▶ **THE EXERCISE**:
Report every line in the listing below where the string "date" shows up.

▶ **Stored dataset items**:
______

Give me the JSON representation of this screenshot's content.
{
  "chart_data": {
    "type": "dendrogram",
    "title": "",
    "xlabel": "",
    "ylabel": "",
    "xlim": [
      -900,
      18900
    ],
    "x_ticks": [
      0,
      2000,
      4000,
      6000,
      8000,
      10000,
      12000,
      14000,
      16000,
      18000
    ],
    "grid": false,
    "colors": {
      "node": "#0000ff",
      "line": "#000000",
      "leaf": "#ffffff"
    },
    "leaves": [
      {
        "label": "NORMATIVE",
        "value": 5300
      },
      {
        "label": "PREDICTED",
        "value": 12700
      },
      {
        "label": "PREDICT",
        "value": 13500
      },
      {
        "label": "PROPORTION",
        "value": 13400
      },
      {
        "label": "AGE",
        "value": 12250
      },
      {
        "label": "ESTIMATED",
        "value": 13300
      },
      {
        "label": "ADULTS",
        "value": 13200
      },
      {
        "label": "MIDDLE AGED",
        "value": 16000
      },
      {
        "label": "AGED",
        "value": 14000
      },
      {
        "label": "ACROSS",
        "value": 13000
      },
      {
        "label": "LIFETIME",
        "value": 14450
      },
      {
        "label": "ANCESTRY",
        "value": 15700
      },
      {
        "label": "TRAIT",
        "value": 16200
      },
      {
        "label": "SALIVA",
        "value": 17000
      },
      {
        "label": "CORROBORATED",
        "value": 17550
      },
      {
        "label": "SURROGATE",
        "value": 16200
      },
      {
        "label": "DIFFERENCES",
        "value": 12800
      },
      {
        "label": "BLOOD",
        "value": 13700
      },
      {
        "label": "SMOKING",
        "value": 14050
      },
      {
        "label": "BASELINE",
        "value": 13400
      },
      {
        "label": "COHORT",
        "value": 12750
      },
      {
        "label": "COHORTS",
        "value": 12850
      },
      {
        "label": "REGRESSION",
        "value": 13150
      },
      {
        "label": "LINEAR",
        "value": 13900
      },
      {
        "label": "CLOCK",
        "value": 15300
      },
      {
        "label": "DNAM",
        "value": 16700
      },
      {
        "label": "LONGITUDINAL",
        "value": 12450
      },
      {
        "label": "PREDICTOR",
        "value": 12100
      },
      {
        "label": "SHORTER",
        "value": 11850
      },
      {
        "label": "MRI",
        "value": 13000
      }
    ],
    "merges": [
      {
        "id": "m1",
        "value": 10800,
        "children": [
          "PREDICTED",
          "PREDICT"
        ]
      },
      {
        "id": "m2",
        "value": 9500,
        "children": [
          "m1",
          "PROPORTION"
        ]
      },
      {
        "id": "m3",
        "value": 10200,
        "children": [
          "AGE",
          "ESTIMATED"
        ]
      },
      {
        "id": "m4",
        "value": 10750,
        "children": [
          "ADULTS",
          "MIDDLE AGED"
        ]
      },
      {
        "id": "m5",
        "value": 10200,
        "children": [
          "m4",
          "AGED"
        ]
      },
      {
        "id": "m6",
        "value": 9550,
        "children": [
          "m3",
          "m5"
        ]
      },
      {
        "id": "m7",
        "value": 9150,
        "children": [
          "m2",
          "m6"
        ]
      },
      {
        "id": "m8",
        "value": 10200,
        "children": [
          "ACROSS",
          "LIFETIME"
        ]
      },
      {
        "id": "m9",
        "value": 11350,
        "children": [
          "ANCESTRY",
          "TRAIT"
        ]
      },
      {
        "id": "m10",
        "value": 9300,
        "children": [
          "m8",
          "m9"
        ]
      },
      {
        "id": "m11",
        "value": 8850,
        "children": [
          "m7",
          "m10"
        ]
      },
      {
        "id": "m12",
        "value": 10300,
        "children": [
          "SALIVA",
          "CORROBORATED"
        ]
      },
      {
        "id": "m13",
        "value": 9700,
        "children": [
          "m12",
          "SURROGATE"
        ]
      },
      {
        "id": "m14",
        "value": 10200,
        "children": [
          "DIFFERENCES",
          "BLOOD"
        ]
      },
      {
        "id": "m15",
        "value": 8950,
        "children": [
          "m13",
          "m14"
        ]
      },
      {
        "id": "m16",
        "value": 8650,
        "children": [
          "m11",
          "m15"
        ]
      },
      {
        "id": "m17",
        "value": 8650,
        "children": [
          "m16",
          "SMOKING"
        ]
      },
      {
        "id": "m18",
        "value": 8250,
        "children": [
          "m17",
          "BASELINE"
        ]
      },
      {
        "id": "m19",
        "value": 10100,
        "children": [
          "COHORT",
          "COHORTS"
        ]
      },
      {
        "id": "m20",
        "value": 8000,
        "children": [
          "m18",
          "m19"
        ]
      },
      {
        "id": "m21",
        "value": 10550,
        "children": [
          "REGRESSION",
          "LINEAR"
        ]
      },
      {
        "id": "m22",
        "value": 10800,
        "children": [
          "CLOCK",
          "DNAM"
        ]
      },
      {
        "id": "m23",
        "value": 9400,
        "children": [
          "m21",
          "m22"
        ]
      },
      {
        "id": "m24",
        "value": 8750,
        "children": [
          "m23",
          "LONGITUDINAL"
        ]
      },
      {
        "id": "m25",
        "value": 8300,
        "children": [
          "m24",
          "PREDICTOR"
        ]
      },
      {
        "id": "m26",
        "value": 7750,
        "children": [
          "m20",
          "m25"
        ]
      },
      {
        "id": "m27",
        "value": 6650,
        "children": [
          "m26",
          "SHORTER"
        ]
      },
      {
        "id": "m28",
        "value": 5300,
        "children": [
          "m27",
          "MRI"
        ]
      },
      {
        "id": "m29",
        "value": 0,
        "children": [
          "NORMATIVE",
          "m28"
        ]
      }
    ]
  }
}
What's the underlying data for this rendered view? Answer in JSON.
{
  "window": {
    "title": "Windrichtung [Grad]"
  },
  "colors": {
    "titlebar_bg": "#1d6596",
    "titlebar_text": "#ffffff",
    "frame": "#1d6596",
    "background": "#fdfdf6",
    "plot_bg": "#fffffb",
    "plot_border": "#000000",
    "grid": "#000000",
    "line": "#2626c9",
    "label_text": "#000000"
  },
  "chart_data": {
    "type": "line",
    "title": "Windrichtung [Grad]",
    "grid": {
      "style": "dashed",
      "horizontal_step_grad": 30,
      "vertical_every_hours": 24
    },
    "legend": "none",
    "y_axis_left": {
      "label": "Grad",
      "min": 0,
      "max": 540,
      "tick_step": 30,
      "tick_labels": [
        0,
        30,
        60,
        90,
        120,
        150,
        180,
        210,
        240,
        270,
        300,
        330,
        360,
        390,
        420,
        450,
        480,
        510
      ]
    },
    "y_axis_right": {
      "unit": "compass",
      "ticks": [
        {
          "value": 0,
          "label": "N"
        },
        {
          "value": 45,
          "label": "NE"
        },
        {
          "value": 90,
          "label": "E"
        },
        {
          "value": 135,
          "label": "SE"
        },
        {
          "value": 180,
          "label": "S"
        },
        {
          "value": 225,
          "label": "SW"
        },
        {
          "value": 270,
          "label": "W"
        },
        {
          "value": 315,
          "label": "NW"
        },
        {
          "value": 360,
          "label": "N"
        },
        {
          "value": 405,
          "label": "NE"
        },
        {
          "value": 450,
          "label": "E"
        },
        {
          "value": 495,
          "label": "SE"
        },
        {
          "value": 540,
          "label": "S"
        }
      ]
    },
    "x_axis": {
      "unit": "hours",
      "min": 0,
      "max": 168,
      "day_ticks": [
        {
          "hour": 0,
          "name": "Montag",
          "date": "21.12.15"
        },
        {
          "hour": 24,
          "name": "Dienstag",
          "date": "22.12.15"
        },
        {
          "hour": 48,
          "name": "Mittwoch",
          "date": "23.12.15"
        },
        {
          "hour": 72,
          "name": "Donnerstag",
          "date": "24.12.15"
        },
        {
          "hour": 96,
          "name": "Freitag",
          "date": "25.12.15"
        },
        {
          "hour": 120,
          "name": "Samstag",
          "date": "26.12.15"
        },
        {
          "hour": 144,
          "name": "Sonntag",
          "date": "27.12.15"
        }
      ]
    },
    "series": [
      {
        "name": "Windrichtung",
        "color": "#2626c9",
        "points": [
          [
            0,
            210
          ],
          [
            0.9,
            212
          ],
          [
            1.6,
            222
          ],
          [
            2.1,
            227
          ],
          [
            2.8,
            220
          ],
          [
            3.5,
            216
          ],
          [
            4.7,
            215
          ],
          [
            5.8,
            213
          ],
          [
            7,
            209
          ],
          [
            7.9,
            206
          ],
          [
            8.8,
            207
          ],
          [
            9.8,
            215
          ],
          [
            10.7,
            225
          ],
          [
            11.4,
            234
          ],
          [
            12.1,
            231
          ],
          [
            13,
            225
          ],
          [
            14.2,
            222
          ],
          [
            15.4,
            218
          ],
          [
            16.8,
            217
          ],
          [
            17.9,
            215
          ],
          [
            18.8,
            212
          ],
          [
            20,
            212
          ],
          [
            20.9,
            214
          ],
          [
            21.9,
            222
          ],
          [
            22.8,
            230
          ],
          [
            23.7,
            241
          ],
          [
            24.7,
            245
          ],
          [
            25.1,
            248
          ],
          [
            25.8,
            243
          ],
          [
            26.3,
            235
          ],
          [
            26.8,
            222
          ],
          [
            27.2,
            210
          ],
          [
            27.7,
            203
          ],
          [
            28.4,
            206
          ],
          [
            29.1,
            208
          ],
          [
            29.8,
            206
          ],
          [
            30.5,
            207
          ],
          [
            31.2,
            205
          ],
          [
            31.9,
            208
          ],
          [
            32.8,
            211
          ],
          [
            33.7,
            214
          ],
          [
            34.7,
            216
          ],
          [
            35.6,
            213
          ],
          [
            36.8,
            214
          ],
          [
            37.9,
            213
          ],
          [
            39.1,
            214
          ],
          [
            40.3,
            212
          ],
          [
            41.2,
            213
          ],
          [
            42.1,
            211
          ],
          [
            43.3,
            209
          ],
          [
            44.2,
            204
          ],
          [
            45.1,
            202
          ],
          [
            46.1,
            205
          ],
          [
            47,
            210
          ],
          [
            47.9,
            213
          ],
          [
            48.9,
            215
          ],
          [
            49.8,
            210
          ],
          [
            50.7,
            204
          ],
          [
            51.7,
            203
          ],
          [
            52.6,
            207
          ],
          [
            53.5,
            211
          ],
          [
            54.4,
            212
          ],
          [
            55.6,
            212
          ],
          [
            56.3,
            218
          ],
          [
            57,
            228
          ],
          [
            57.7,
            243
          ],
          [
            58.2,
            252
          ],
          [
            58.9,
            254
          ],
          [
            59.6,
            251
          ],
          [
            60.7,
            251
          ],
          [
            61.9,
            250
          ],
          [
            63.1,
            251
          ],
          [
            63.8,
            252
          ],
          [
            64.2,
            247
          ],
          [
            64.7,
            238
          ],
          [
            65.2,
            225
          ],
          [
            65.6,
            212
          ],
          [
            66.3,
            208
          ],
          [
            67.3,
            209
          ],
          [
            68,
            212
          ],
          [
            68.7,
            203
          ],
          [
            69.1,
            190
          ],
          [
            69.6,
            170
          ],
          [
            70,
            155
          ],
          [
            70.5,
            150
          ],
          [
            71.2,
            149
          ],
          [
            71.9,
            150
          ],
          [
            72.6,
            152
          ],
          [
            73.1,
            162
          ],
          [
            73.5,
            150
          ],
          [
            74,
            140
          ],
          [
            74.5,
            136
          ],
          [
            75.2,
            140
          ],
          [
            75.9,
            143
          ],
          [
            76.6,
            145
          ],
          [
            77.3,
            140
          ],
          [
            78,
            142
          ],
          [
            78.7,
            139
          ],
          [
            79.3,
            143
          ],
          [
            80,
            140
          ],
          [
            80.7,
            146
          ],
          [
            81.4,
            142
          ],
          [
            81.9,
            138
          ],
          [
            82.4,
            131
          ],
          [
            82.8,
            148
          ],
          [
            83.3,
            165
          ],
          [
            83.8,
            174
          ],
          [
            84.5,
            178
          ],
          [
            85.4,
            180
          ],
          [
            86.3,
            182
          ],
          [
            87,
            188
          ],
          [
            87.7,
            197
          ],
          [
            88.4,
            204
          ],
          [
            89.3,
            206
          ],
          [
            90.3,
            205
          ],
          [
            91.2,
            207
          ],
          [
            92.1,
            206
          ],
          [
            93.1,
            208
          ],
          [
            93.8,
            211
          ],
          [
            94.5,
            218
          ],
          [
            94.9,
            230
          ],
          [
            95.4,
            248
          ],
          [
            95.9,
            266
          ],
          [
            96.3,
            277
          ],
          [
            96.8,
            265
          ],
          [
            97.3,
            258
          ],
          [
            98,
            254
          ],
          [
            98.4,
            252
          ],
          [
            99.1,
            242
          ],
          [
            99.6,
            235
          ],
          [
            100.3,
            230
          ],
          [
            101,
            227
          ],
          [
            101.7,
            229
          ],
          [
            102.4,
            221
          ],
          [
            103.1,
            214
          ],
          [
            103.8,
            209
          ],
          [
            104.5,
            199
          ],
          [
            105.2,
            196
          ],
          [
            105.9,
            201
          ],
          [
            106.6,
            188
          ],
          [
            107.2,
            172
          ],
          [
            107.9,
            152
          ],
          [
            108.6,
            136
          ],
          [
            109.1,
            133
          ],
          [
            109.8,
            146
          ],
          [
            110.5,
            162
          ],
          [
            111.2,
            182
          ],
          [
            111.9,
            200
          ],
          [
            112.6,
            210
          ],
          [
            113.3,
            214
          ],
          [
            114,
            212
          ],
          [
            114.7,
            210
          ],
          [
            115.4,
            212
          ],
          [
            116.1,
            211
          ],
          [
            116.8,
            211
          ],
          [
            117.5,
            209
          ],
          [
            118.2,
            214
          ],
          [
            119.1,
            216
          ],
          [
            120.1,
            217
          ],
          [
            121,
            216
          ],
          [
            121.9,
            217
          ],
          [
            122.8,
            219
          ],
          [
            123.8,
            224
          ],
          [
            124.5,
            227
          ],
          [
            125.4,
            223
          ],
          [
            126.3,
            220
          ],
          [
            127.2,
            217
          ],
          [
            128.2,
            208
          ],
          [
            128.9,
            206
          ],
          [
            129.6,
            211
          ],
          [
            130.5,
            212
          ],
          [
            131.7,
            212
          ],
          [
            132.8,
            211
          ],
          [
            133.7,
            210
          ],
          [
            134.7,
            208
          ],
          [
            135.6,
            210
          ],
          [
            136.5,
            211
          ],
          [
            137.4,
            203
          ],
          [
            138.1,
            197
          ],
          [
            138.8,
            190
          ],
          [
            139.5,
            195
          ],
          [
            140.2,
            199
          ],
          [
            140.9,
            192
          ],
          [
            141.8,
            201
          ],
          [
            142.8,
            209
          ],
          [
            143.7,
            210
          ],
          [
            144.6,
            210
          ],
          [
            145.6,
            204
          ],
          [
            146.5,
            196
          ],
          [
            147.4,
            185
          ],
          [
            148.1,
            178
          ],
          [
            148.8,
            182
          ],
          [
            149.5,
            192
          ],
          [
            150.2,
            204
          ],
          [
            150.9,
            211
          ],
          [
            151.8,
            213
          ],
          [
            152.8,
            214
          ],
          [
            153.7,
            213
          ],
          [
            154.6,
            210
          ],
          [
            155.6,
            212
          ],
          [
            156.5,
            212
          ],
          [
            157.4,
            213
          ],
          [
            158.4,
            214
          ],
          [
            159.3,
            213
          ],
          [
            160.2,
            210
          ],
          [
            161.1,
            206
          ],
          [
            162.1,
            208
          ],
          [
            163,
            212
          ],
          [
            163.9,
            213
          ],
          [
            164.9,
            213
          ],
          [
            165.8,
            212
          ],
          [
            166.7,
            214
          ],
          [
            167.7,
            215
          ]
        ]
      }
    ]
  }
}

______

▶ **ANSWER IN FULL**:
          "date": "21.12.15"
          "date": "22.12.15"
          "date": "23.12.15"
          "date": "24.12.15"
          "date": "25.12.15"
          "date": "26.12.15"
          "date": "27.12.15"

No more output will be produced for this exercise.